Faithfully return all lines, omitting every embedded picture.
>>
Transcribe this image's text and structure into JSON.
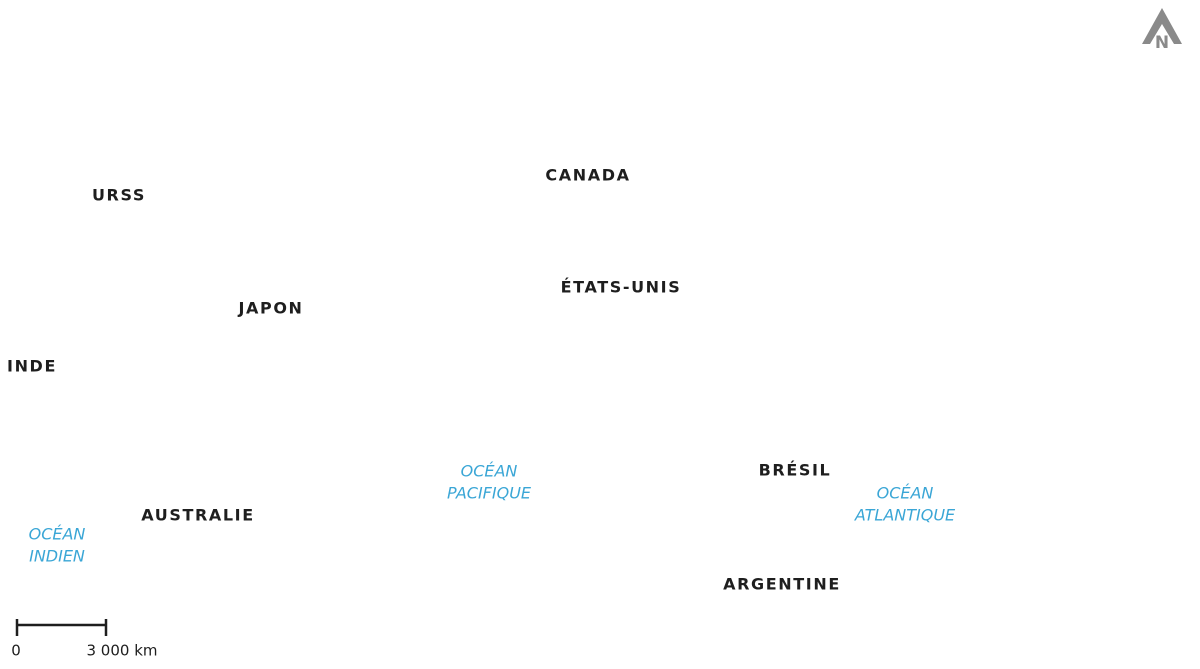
{
  "countries": [
    "URSS",
    "CANADA",
    "ÉTATS-UNIS",
    "JAPON",
    "INDE",
    "BRÉSIL",
    "AUSTRALIE",
    "ARGENTINE"
  ],
  "oceans": [
    [
      "OCÉAN",
      "INDIEN"
    ],
    [
      "OCÉAN",
      "PACIFIQUE"
    ],
    [
      "OCÉAN",
      "ATLANTIQUE"
    ]
  ],
  "scale": {
    "start": "0",
    "end": "3 000 km"
  },
  "north": "N"
}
<<
RESULT OF THIS EXERCISE:
Transcribe this image's text and structure into JSON.
{
  "countries": [
    "URSS",
    "CANADA",
    "ÉTATS-UNIS",
    "JAPON",
    "INDE",
    "BRÉSIL",
    "AUSTRALIE",
    "ARGENTINE"
  ],
  "oceans": [
    [
      "OCÉAN",
      "INDIEN"
    ],
    [
      "OCÉAN",
      "PACIFIQUE"
    ],
    [
      "OCÉAN",
      "ATLANTIQUE"
    ]
  ],
  "scale": {
    "start": "0",
    "end": "3 000 km"
  },
  "north": "N"
}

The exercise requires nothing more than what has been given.